Saved data entries
----

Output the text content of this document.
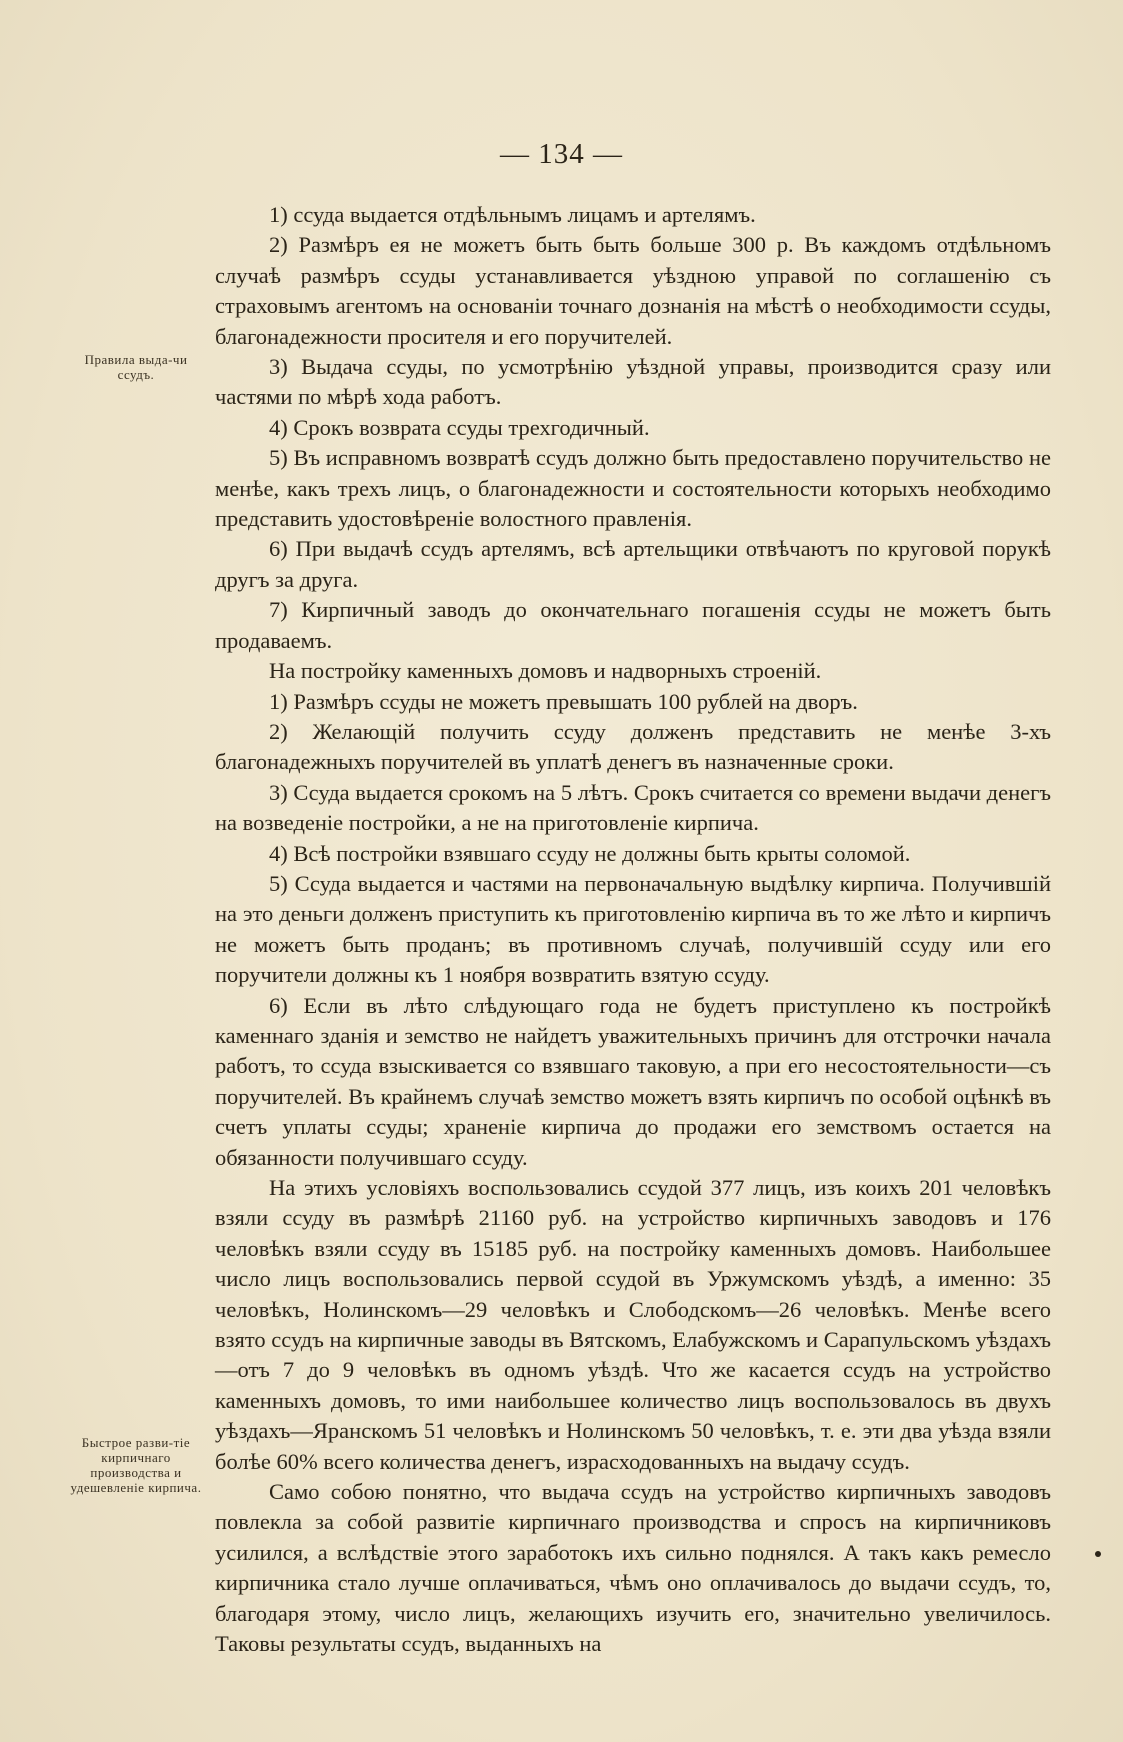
— 134 —
Правила выда-чи ссудъ.
Быстрое разви-тіе кирпичнаго производства и удешевленіе кирпича.

1) ссуда выдается отдѣльнымъ лицамъ и артелямъ.

2) Размѣръ ея не можетъ быть быть больше 300 р. Въ каждомъ отдѣльномъ случаѣ размѣръ ссуды устанавливается уѣздною управой по соглашенію съ страховымъ агентомъ на основаніи точнаго дознанія на мѣстѣ о необходимости ссуды, благонадежности просителя и его поручителей.

3) Выдача ссуды, по усмотрѣнію уѣздной управы, производится сразу или частями по мѣрѣ хода работъ.

4) Срокъ возврата ссуды трехгодичный.

5) Въ исправномъ возвратѣ ссудъ должно быть предоставлено поручительство не менѣе, какъ трехъ лицъ, о благонадежности и состоятельности которыхъ необходимо представить удостовѣреніе волостного правленія.

6) При выдачѣ ссудъ артелямъ, всѣ артельщики отвѣчаютъ по круговой порукѣ другъ за друга.

7) Кирпичный заводъ до окончательнаго погашенія ссуды не можетъ быть продаваемъ.

На постройку каменныхъ домовъ и надворныхъ строеній.

1) Размѣръ ссуды не можетъ превышать 100 рублей на дворъ.

2) Желающій получить ссуду долженъ представить не менѣе 3-хъ благонадежныхъ поручителей въ уплатѣ денегъ въ назначенные сроки.

3) Ссуда выдается срокомъ на 5 лѣтъ. Срокъ считается со времени выдачи денегъ на возведеніе постройки, а не на приготовленіе кирпича.

4) Всѣ постройки взявшаго ссуду не должны быть крыты соломой.

5) Ссуда выдается и частями на первоначальную выдѣлку кирпича. Получившій на это деньги долженъ приступить къ приготовленію кирпича въ то же лѣто и кирпичъ не можетъ быть проданъ; въ противномъ случаѣ, получившій ссуду или его поручители должны къ 1 ноября возвратить взятую ссуду.

6) Если въ лѣто слѣдующаго года не будетъ приступлено къ постройкѣ каменнаго зданія и земство не найдетъ уважительныхъ причинъ для отстрочки начала работъ, то ссуда взыскивается со взявшаго таковую, а при его несостоятельности—съ поручителей. Въ крайнемъ случаѣ земство можетъ взять кирпичъ по особой оцѣнкѣ въ счетъ уплаты ссуды; храненіе кирпича до продажи его земствомъ остается на обязанности получившаго ссуду.

На этихъ условіяхъ воспользовались ссудой 377 лицъ, изъ коихъ 201 человѣкъ взяли ссуду въ размѣрѣ 21160 руб. на устройство кирпичныхъ заводовъ и 176 человѣкъ взяли ссуду въ 15185 руб. на постройку каменныхъ домовъ. Наибольшее число лицъ воспользовались первой ссудой въ Уржумскомъ уѣздѣ, а именно: 35 человѣкъ, Нолинскомъ—29 человѣкъ и Слободскомъ—26 человѣкъ. Менѣе всего взято ссудъ на кирпичные заводы въ Вятскомъ, Елабужскомъ и Сарапульскомъ уѣздахъ—отъ 7 до 9 человѣкъ въ одномъ уѣздѣ. Что же касается ссудъ на устройство каменныхъ домовъ, то ими наибольшее количество лицъ воспользовалось въ двухъ уѣздахъ—Яранскомъ 51 человѣкъ и Нолинскомъ 50 человѣкъ, т. е. эти два уѣзда взяли болѣе 60% всего количества денегъ, израсходованныхъ на выдачу ссудъ.

Само собою понятно, что выдача ссудъ на устройство кирпичныхъ заводовъ повлекла за собой развитіе кирпичнаго производства и спросъ на кирпичниковъ усилился, а вслѣдствіе этого заработокъ ихъ сильно поднялся. А такъ какъ ремесло кирпичника стало лучше оплачиваться, чѣмъ оно оплачивалось до выдачи ссудъ, то, благодаря этому, число лицъ, желающихъ изучить его, значительно увеличилось. Таковы результаты ссудъ, выданныхъ на
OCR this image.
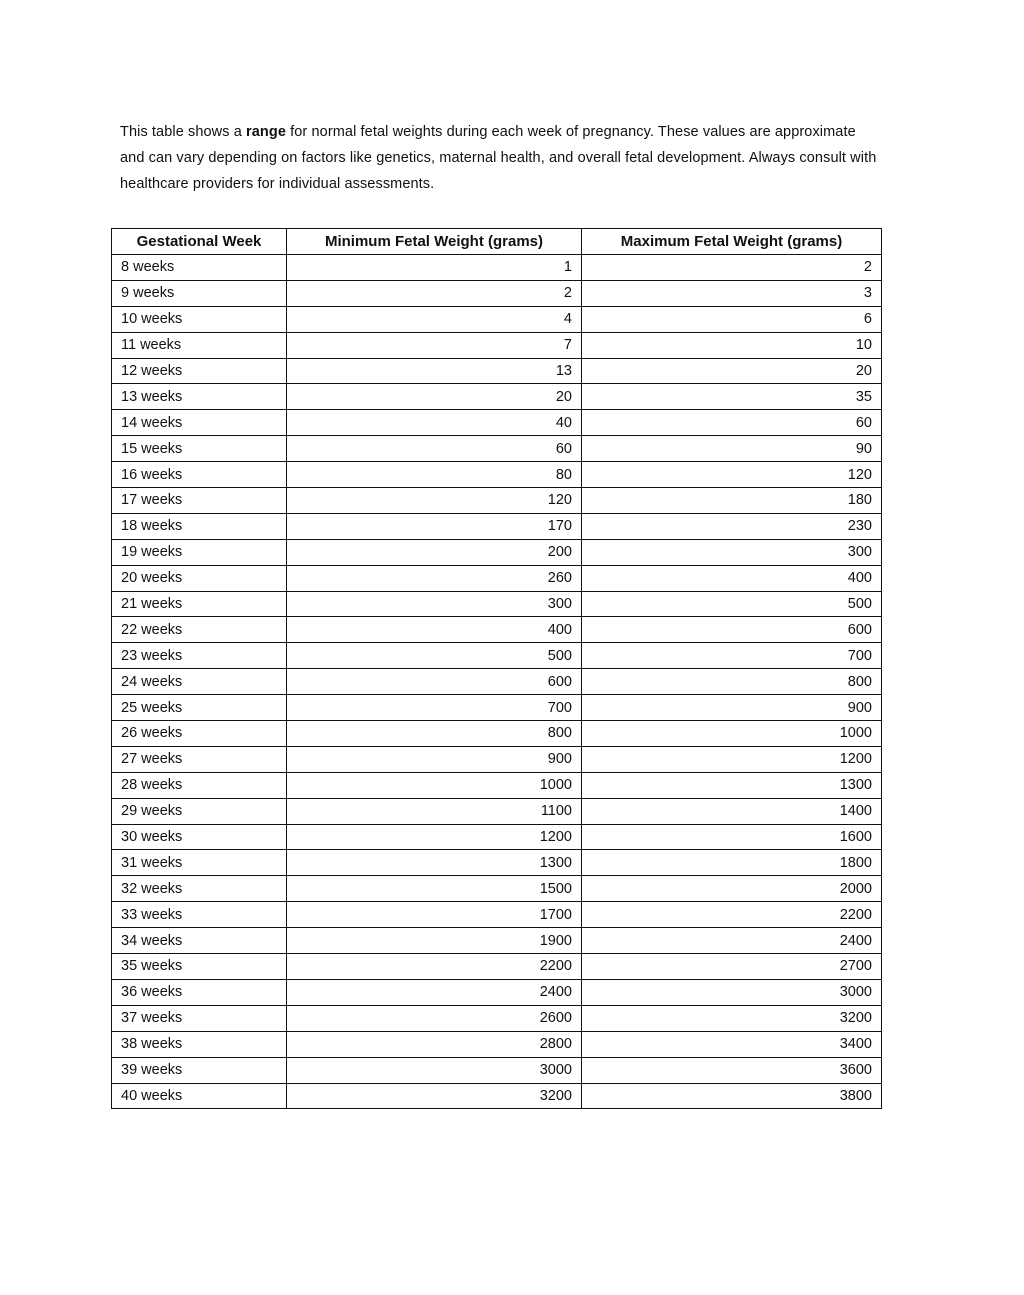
This table shows a range for normal fetal weights during each week of pregnancy. These values are approximate and can vary depending on factors like genetics, maternal health, and overall fetal development. Always consult with healthcare providers for individual assessments.

Gestational Week	Minimum Fetal Weight (grams)	Maximum Fetal Weight (grams)
8 weeks	1	2
9 weeks	2	3
10 weeks	4	6
11 weeks	7	10
12 weeks	13	20
13 weeks	20	35
14 weeks	40	60
15 weeks	60	90
16 weeks	80	120
17 weeks	120	180
18 weeks	170	230
19 weeks	200	300
20 weeks	260	400
21 weeks	300	500
22 weeks	400	600
23 weeks	500	700
24 weeks	600	800
25 weeks	700	900
26 weeks	800	1000
27 weeks	900	1200
28 weeks	1000	1300
29 weeks	1100	1400
30 weeks	1200	1600
31 weeks	1300	1800
32 weeks	1500	2000
33 weeks	1700	2200
34 weeks	1900	2400
35 weeks	2200	2700
36 weeks	2400	3000
37 weeks	2600	3200
38 weeks	2800	3400
39 weeks	3000	3600
40 weeks	3200	3800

----

Problem details ::
Transcribe the listing in full. Omit the pictures and keep every line exact.

Solution for this task ::
Output the text content of this document.
— 134 —
Правила выда-чи ссудъ.
Быстрое разви-тіе кирпичнаго производства и удешевленіе кирпича.

1) ссуда выдается отдѣльнымъ лицамъ и артелямъ.

2) Размѣръ ея не можетъ быть быть больше 300 р. Въ каждомъ отдѣльномъ случаѣ размѣръ ссуды устанавливается уѣздною управой по соглашенію съ страховымъ агентомъ на основаніи точнаго дознанія на мѣстѣ о необходимости ссуды, благонадежности просителя и его поручителей.

3) Выдача ссуды, по усмотрѣнію уѣздной управы, производится сразу или частями по мѣрѣ хода работъ.

4) Срокъ возврата ссуды трехгодичный.

5) Въ исправномъ возвратѣ ссудъ должно быть предоставлено поручительство не менѣе, какъ трехъ лицъ, о благонадежности и состоятельности которыхъ необходимо представить удостовѣреніе волостного правленія.

6) При выдачѣ ссудъ артелямъ, всѣ артельщики отвѣчаютъ по круговой порукѣ другъ за друга.

7) Кирпичный заводъ до окончательнаго погашенія ссуды не можетъ быть продаваемъ.

На постройку каменныхъ домовъ и надворныхъ строеній.

1) Размѣръ ссуды не можетъ превышать 100 рублей на дворъ.

2) Желающій получить ссуду долженъ представить не менѣе 3-хъ благонадежныхъ поручителей въ уплатѣ денегъ въ назначенные сроки.

3) Ссуда выдается срокомъ на 5 лѣтъ. Срокъ считается со времени выдачи денегъ на возведеніе постройки, а не на приготовленіе кирпича.

4) Всѣ постройки взявшаго ссуду не должны быть крыты соломой.

5) Ссуда выдается и частями на первоначальную выдѣлку кирпича. Получившій на это деньги долженъ приступить къ приготовленію кирпича въ то же лѣто и кирпичъ не можетъ быть проданъ; въ противномъ случаѣ, получившій ссуду или его поручители должны къ 1 ноября возвратить взятую ссуду.

6) Если въ лѣто слѣдующаго года не будетъ приступлено къ постройкѣ каменнаго зданія и земство не найдетъ уважительныхъ причинъ для отстрочки начала работъ, то ссуда взыскивается со взявшаго таковую, а при его несостоятельности—съ поручителей. Въ крайнемъ случаѣ земство можетъ взять кирпичъ по особой оцѣнкѣ въ счетъ уплаты ссуды; храненіе кирпича до продажи его земствомъ остается на обязанности получившаго ссуду.

На этихъ условіяхъ воспользовались ссудой 377 лицъ, изъ коихъ 201 человѣкъ взяли ссуду въ размѣрѣ 21160 руб. на устройство кирпичныхъ заводовъ и 176 человѣкъ взяли ссуду въ 15185 руб. на постройку каменныхъ домовъ. Наибольшее число лицъ воспользовались первой ссудой въ Уржумскомъ уѣздѣ, а именно: 35 человѣкъ, Нолинскомъ—29 человѣкъ и Слободскомъ—26 человѣкъ. Менѣе всего взято ссудъ на кирпичные заводы въ Вятскомъ, Елабужскомъ и Сарапульскомъ уѣздахъ—отъ 7 до 9 человѣкъ въ одномъ уѣздѣ. Что же касается ссудъ на устройство каменныхъ домовъ, то ими наибольшее количество лицъ воспользовалось въ двухъ уѣздахъ—Яранскомъ 51 человѣкъ и Нолинскомъ 50 человѣкъ, т. е. эти два уѣзда взяли болѣе 60% всего количества денегъ, израсходованныхъ на выдачу ссудъ.

Само собою понятно, что выдача ссудъ на устройство кирпичныхъ заводовъ повлекла за собой развитіе кирпичнаго производства и спросъ на кирпичниковъ усилился, а вслѣдствіе этого заработокъ ихъ сильно поднялся. А такъ какъ ремесло кирпичника стало лучше оплачиваться, чѣмъ оно оплачивалось до выдачи ссудъ, то, благодаря этому, число лицъ, желающихъ изучить его, значительно увеличилось. Таковы результаты ссудъ, выданныхъ на
OCR this image.
This table shows a range for normal fetal weights during each week of pregnancy. These values are approximate and can vary depending on factors like genetics, maternal health, and overall fetal development. Always consult with healthcare providers for individual assessments.

Gestational Week	Minimum Fetal Weight (grams)	Maximum Fetal Weight (grams)
8 weeks	1	2
9 weeks	2	3
10 weeks	4	6
11 weeks	7	10
12 weeks	13	20
13 weeks	20	35
14 weeks	40	60
15 weeks	60	90
16 weeks	80	120
17 weeks	120	180
18 weeks	170	230
19 weeks	200	300
20 weeks	260	400
21 weeks	300	500
22 weeks	400	600
23 weeks	500	700
24 weeks	600	800
25 weeks	700	900
26 weeks	800	1000
27 weeks	900	1200
28 weeks	1000	1300
29 weeks	1100	1400
30 weeks	1200	1600
31 weeks	1300	1800
32 weeks	1500	2000
33 weeks	1700	2200
34 weeks	1900	2400
35 weeks	2200	2700
36 weeks	2400	3000
37 weeks	2600	3200
38 weeks	2800	3400
39 weeks	3000	3600
40 weeks	3200	3800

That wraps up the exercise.